Find each line holding "series" and copy it out.

SUPPLIED RECORDS
********
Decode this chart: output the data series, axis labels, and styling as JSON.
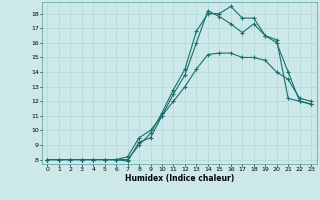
{
  "title": "",
  "xlabel": "Humidex (Indice chaleur)",
  "bg_color": "#cce8e8",
  "line_color": "#1a6e6e",
  "grid_color": "#aad4d4",
  "spine_color": "#6aacac",
  "xlim": [
    -0.5,
    23.5
  ],
  "ylim": [
    7.7,
    18.8
  ],
  "xticks": [
    0,
    1,
    2,
    3,
    4,
    5,
    6,
    7,
    8,
    9,
    10,
    11,
    12,
    13,
    14,
    15,
    16,
    17,
    18,
    19,
    20,
    21,
    22,
    23
  ],
  "yticks": [
    8,
    9,
    10,
    11,
    12,
    13,
    14,
    15,
    16,
    17,
    18
  ],
  "curve1_x": [
    0,
    1,
    2,
    3,
    4,
    5,
    6,
    7,
    8,
    9,
    10,
    11,
    12,
    13,
    14,
    15,
    16,
    17,
    18,
    19,
    20,
    21,
    22,
    23
  ],
  "curve1_y": [
    8,
    8,
    8,
    8,
    8,
    8,
    8,
    8.2,
    9.5,
    10.0,
    11.0,
    12.0,
    13.0,
    14.2,
    15.2,
    15.3,
    15.3,
    15.0,
    15.0,
    14.8,
    14.0,
    13.5,
    12.2,
    12.0
  ],
  "curve2_x": [
    0,
    1,
    2,
    3,
    4,
    5,
    6,
    7,
    8,
    9,
    10,
    11,
    12,
    13,
    14,
    15,
    16,
    17,
    18,
    19,
    20,
    21,
    22,
    23
  ],
  "curve2_y": [
    8,
    8,
    8,
    8,
    8,
    8,
    8,
    8.0,
    9.0,
    9.8,
    11.2,
    12.8,
    14.2,
    16.8,
    18.0,
    18.0,
    18.5,
    17.7,
    17.7,
    16.5,
    16.2,
    12.2,
    12.0,
    11.8
  ],
  "curve3_x": [
    0,
    1,
    2,
    3,
    4,
    5,
    6,
    7,
    8,
    9,
    10,
    11,
    12,
    13,
    14,
    15,
    16,
    17,
    18,
    19,
    20,
    21,
    22,
    23
  ],
  "curve3_y": [
    8,
    8,
    8,
    8,
    8,
    8,
    8,
    7.9,
    9.2,
    9.5,
    11.0,
    12.5,
    13.8,
    16.0,
    18.2,
    17.8,
    17.3,
    16.7,
    17.3,
    16.5,
    16.0,
    14.0,
    12.0,
    11.8
  ]
}
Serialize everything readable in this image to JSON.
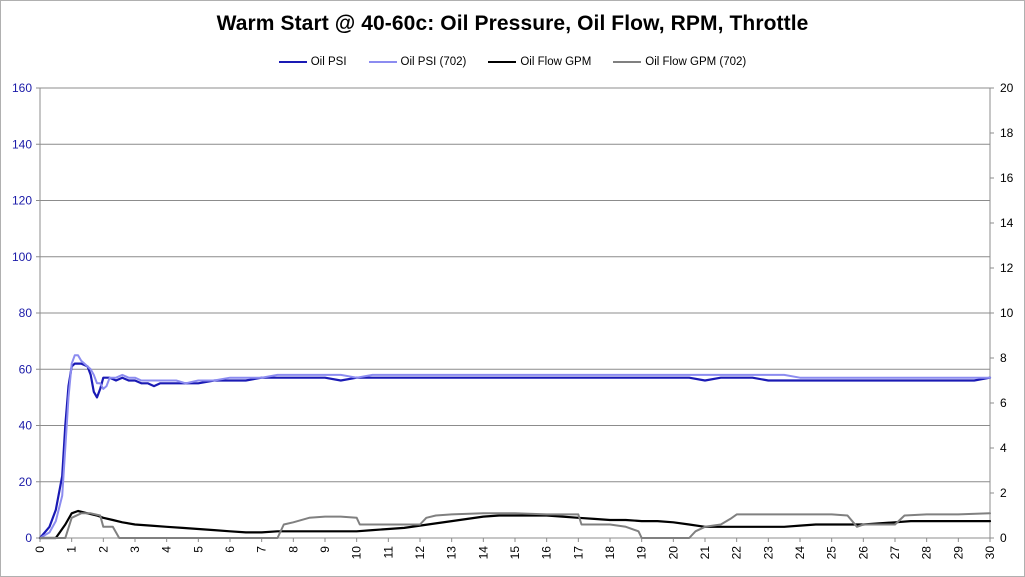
{
  "chart_data": {
    "type": "line",
    "title": "Warm Start @ 40-60c: Oil Pressure, Oil Flow, RPM, Throttle",
    "xlabel": "",
    "ylabel": "",
    "y2label": "",
    "xlim": [
      0,
      30
    ],
    "ylim": [
      0,
      160
    ],
    "y2lim": [
      0,
      20
    ],
    "x_ticks": [
      0,
      1,
      2,
      3,
      4,
      5,
      6,
      7,
      8,
      9,
      10,
      11,
      12,
      13,
      14,
      15,
      16,
      17,
      18,
      19,
      20,
      21,
      22,
      23,
      24,
      25,
      26,
      27,
      28,
      29,
      30
    ],
    "y_ticks": [
      0,
      20,
      40,
      60,
      80,
      100,
      120,
      140,
      160
    ],
    "y2_ticks": [
      0,
      2,
      4,
      6,
      8,
      10,
      12,
      14,
      16,
      18,
      20
    ],
    "grid": "horizontal",
    "legend_position": "top",
    "axis_colors": {
      "left": "#1a1aa8",
      "right": "#000000"
    },
    "series": [
      {
        "name": "Oil PSI",
        "axis": "left",
        "color": "#1a1ab4",
        "x": [
          0,
          0.3,
          0.5,
          0.7,
          0.8,
          0.9,
          1.0,
          1.1,
          1.2,
          1.3,
          1.5,
          1.6,
          1.7,
          1.8,
          1.9,
          2.0,
          2.1,
          2.2,
          2.4,
          2.6,
          2.8,
          3.0,
          3.2,
          3.4,
          3.6,
          3.8,
          4.0,
          4.3,
          4.6,
          5,
          5.5,
          6,
          6.5,
          7,
          7.5,
          8,
          8.5,
          9,
          9.5,
          10,
          10.5,
          11,
          11.5,
          12,
          12.5,
          13,
          13.5,
          14,
          14.5,
          15,
          15.5,
          16,
          16.5,
          17,
          17.5,
          18,
          18.5,
          19,
          19.5,
          20,
          20.5,
          21,
          21.5,
          22,
          22.5,
          23,
          23.5,
          24,
          24.5,
          25,
          25.5,
          26,
          26.5,
          27,
          27.5,
          28,
          28.5,
          29,
          29.5,
          30
        ],
        "y": [
          0,
          4,
          10,
          22,
          40,
          54,
          61,
          62,
          62,
          62,
          61,
          58,
          52,
          50,
          53,
          57,
          57,
          57,
          56,
          57,
          56,
          56,
          55,
          55,
          54,
          55,
          55,
          55,
          55,
          55,
          56,
          56,
          56,
          57,
          57,
          57,
          57,
          57,
          56,
          57,
          57,
          57,
          57,
          57,
          57,
          57,
          57,
          57,
          57,
          57,
          57,
          57,
          57,
          57,
          57,
          57,
          57,
          57,
          57,
          57,
          57,
          56,
          57,
          57,
          57,
          56,
          56,
          56,
          56,
          56,
          56,
          56,
          56,
          56,
          56,
          56,
          56,
          56,
          56,
          57
        ]
      },
      {
        "name": "Oil PSI (702)",
        "axis": "left",
        "color": "#8c8cf0",
        "x": [
          0,
          0.3,
          0.5,
          0.7,
          0.8,
          0.9,
          1.0,
          1.1,
          1.2,
          1.3,
          1.5,
          1.6,
          1.7,
          1.8,
          1.9,
          2.0,
          2.1,
          2.2,
          2.4,
          2.6,
          2.8,
          3.0,
          3.2,
          3.4,
          3.6,
          3.8,
          4.0,
          4.3,
          4.6,
          5,
          5.5,
          6,
          6.5,
          7,
          7.5,
          8,
          8.5,
          9,
          9.5,
          10,
          10.5,
          11,
          11.5,
          12,
          12.5,
          13,
          13.5,
          14,
          14.5,
          15,
          15.5,
          16,
          16.5,
          17,
          17.5,
          18,
          18.5,
          19,
          19.5,
          20,
          20.5,
          21,
          21.5,
          22,
          22.5,
          23,
          23.5,
          24,
          24.5,
          25,
          25.5,
          26,
          26.5,
          27,
          27.5,
          28,
          28.5,
          29,
          29.5,
          30
        ],
        "y": [
          0,
          2,
          6,
          15,
          32,
          50,
          62,
          65,
          65,
          63,
          61,
          60,
          58,
          55,
          55,
          53,
          54,
          57,
          57,
          58,
          57,
          57,
          56,
          56,
          56,
          56,
          56,
          56,
          55,
          56,
          56,
          57,
          57,
          57,
          58,
          58,
          58,
          58,
          58,
          57,
          58,
          58,
          58,
          58,
          58,
          58,
          58,
          58,
          58,
          58,
          58,
          58,
          58,
          58,
          58,
          58,
          58,
          58,
          58,
          58,
          58,
          58,
          58,
          58,
          58,
          58,
          58,
          57,
          57,
          57,
          57,
          57,
          57,
          57,
          57,
          57,
          57,
          57,
          57,
          57
        ]
      },
      {
        "name": "Oil Flow GPM",
        "axis": "right",
        "color": "#000000",
        "x": [
          0,
          0.5,
          0.8,
          1.0,
          1.2,
          1.5,
          1.8,
          2.0,
          2.3,
          2.6,
          3.0,
          3.5,
          4.0,
          4.5,
          5,
          5.5,
          6,
          6.5,
          7,
          7.5,
          8,
          8.5,
          9,
          9.5,
          10,
          10.5,
          11,
          11.5,
          12,
          12.5,
          13,
          13.5,
          14,
          14.5,
          15,
          15.5,
          16,
          16.5,
          17,
          17.5,
          18,
          18.5,
          19,
          19.5,
          20,
          20.5,
          21,
          21.5,
          22,
          22.5,
          23,
          23.5,
          24,
          24.5,
          25,
          25.5,
          26,
          26.5,
          27,
          27.5,
          28,
          28.5,
          29,
          29.5,
          30
        ],
        "y": [
          0,
          0,
          0.6,
          1.1,
          1.2,
          1.1,
          1.0,
          0.9,
          0.8,
          0.7,
          0.6,
          0.55,
          0.5,
          0.45,
          0.4,
          0.35,
          0.3,
          0.25,
          0.25,
          0.3,
          0.3,
          0.3,
          0.3,
          0.3,
          0.3,
          0.35,
          0.4,
          0.45,
          0.55,
          0.65,
          0.75,
          0.85,
          0.95,
          1.0,
          1.0,
          1.0,
          1.0,
          0.95,
          0.9,
          0.85,
          0.8,
          0.8,
          0.75,
          0.75,
          0.7,
          0.6,
          0.5,
          0.5,
          0.5,
          0.5,
          0.5,
          0.5,
          0.55,
          0.6,
          0.6,
          0.6,
          0.6,
          0.65,
          0.7,
          0.75,
          0.75,
          0.75,
          0.75,
          0.75,
          0.75
        ]
      },
      {
        "name": "Oil Flow GPM (702)",
        "axis": "right",
        "color": "#808080",
        "x": [
          0,
          0.8,
          1.0,
          1.3,
          1.6,
          1.9,
          2.0,
          2.3,
          2.5,
          7.5,
          7.7,
          8.0,
          8.5,
          9.0,
          9.5,
          10,
          10.1,
          10.5,
          11,
          11.5,
          12,
          12.2,
          12.5,
          13,
          14,
          15,
          16,
          17,
          17.1,
          18,
          18.5,
          18.9,
          19.0,
          20.5,
          20.7,
          21,
          21.5,
          21.8,
          22,
          23,
          24,
          25,
          25.5,
          25.8,
          26,
          27,
          27.3,
          28,
          29,
          30
        ],
        "y": [
          0,
          0,
          0.9,
          1.1,
          1.1,
          1.0,
          0.5,
          0.5,
          0,
          0,
          0.6,
          0.7,
          0.9,
          0.95,
          0.95,
          0.9,
          0.6,
          0.6,
          0.6,
          0.6,
          0.6,
          0.9,
          1.0,
          1.05,
          1.1,
          1.1,
          1.05,
          1.05,
          0.6,
          0.6,
          0.5,
          0.3,
          0,
          0,
          0.3,
          0.5,
          0.6,
          0.85,
          1.05,
          1.05,
          1.05,
          1.05,
          1.0,
          0.5,
          0.6,
          0.6,
          1.0,
          1.05,
          1.05,
          1.1
        ]
      }
    ]
  }
}
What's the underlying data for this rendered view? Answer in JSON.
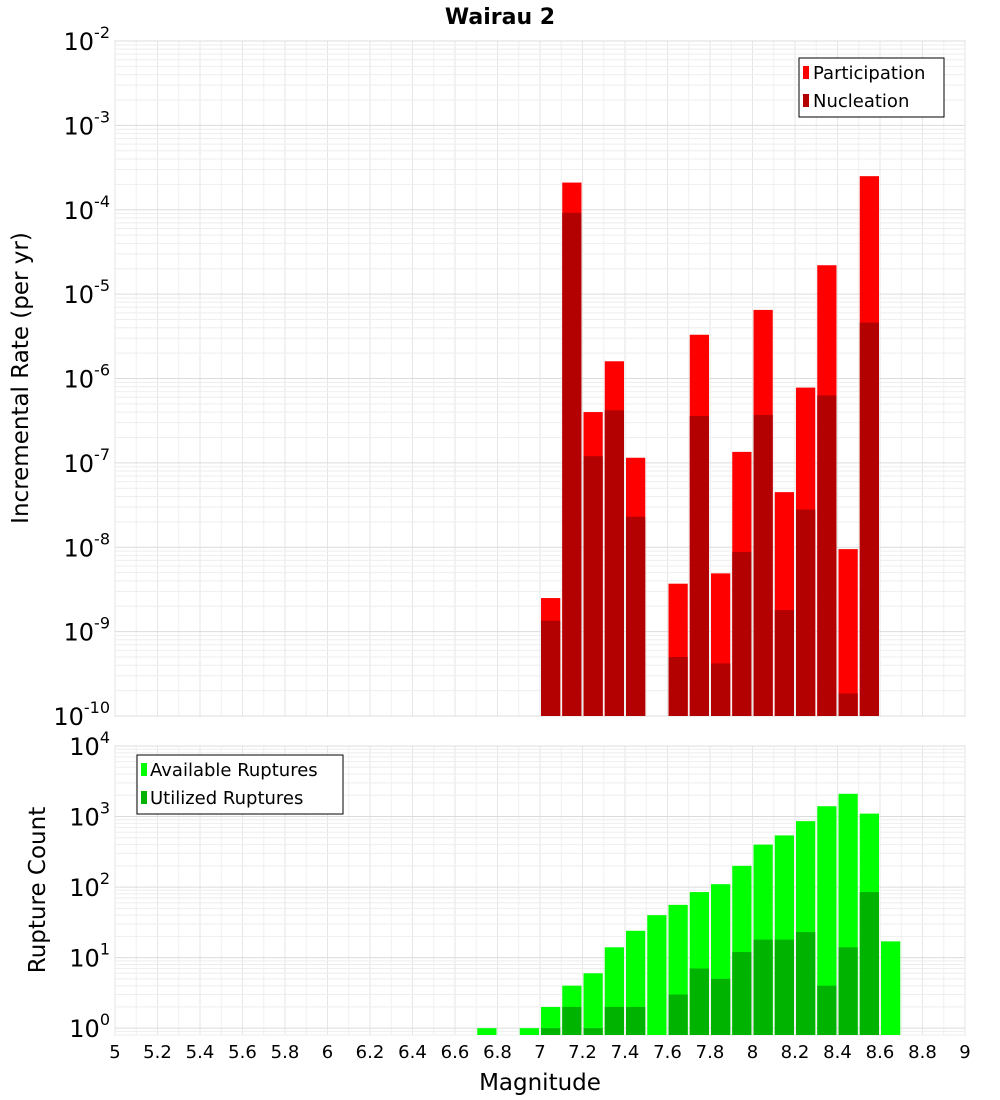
{
  "chart_data": [
    {
      "type": "bar",
      "title": "Wairau 2",
      "xlabel": "",
      "ylabel": "Incremental Rate (per yr)",
      "yscale": "log",
      "ylim": [
        1e-10,
        0.01
      ],
      "xlim": [
        5,
        9
      ],
      "bin_width": 0.1,
      "grid": true,
      "legend_position": "top-right",
      "y_tick_labels": [
        "10^-10",
        "10^-9",
        "10^-8",
        "10^-7",
        "10^-6",
        "10^-5",
        "10^-4",
        "10^-3",
        "10^-2"
      ],
      "y_tick_base": "10",
      "y_tick_exponents": [
        "-10",
        "-9",
        "-8",
        "-7",
        "-6",
        "-5",
        "-4",
        "-3",
        "-2"
      ],
      "series": [
        {
          "name": "Participation",
          "color": "#ff0000",
          "x": [
            7.05,
            7.15,
            7.25,
            7.35,
            7.45,
            7.65,
            7.75,
            7.85,
            7.95,
            8.05,
            8.15,
            8.25,
            8.35,
            8.45,
            8.55
          ],
          "values": [
            2.5e-09,
            0.00021,
            4e-07,
            1.6e-06,
            1.15e-07,
            3.7e-09,
            3.3e-06,
            4.9e-09,
            1.35e-07,
            6.5e-06,
            4.5e-08,
            7.8e-07,
            2.2e-05,
            9.5e-09,
            0.00025
          ]
        },
        {
          "name": "Nucleation",
          "color": "#b30000",
          "x": [
            7.05,
            7.15,
            7.25,
            7.35,
            7.45,
            7.65,
            7.75,
            7.85,
            7.95,
            8.05,
            8.15,
            8.25,
            8.35,
            8.45,
            8.55
          ],
          "values": [
            1.35e-09,
            9.2e-05,
            1.2e-07,
            4.2e-07,
            2.3e-08,
            5e-10,
            3.6e-07,
            4.2e-10,
            8.8e-09,
            3.7e-07,
            1.8e-09,
            2.8e-08,
            6.3e-07,
            1.85e-10,
            4.6e-06
          ]
        }
      ]
    },
    {
      "type": "bar",
      "title": "",
      "xlabel": "Magnitude",
      "ylabel": "Rupture Count",
      "yscale": "log",
      "ylim": [
        0.8,
        10000
      ],
      "xlim": [
        5,
        9
      ],
      "bin_width": 0.1,
      "grid": true,
      "legend_position": "top-left",
      "x_tick_labels": [
        "5",
        "5.2",
        "5.4",
        "5.6",
        "5.8",
        "6",
        "6.2",
        "6.4",
        "6.6",
        "6.8",
        "7",
        "7.2",
        "7.4",
        "7.6",
        "7.8",
        "8",
        "8.2",
        "8.4",
        "8.6",
        "8.8",
        "9"
      ],
      "y_tick_labels": [
        "10^0",
        "10^1",
        "10^2",
        "10^3",
        "10^4"
      ],
      "y_tick_base": "10",
      "y_tick_exponents": [
        "0",
        "1",
        "2",
        "3",
        "4"
      ],
      "series": [
        {
          "name": "Available Ruptures",
          "color": "#00ff00",
          "x": [
            6.75,
            6.95,
            7.05,
            7.15,
            7.25,
            7.35,
            7.45,
            7.55,
            7.65,
            7.75,
            7.85,
            7.95,
            8.05,
            8.15,
            8.25,
            8.35,
            8.45,
            8.55,
            8.65
          ],
          "values": [
            1,
            1,
            2,
            4,
            6,
            14,
            24,
            40,
            56,
            85,
            110,
            200,
            400,
            540,
            860,
            1400,
            2100,
            1100,
            17
          ]
        },
        {
          "name": "Utilized Ruptures",
          "color": "#00b300",
          "x": [
            7.05,
            7.15,
            7.25,
            7.35,
            7.45,
            7.65,
            7.75,
            7.85,
            7.95,
            8.05,
            8.15,
            8.25,
            8.35,
            8.45,
            8.55
          ],
          "values": [
            1,
            2,
            1,
            2,
            2,
            3,
            7,
            5,
            12,
            18,
            18,
            23,
            4,
            14,
            85
          ]
        }
      ]
    }
  ]
}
********
SOLUTION TO THIS EXERCISE
Decode this chart: output the data series, axis labels, and styling as JSON.
    "series": [
      "series": [
      "series": [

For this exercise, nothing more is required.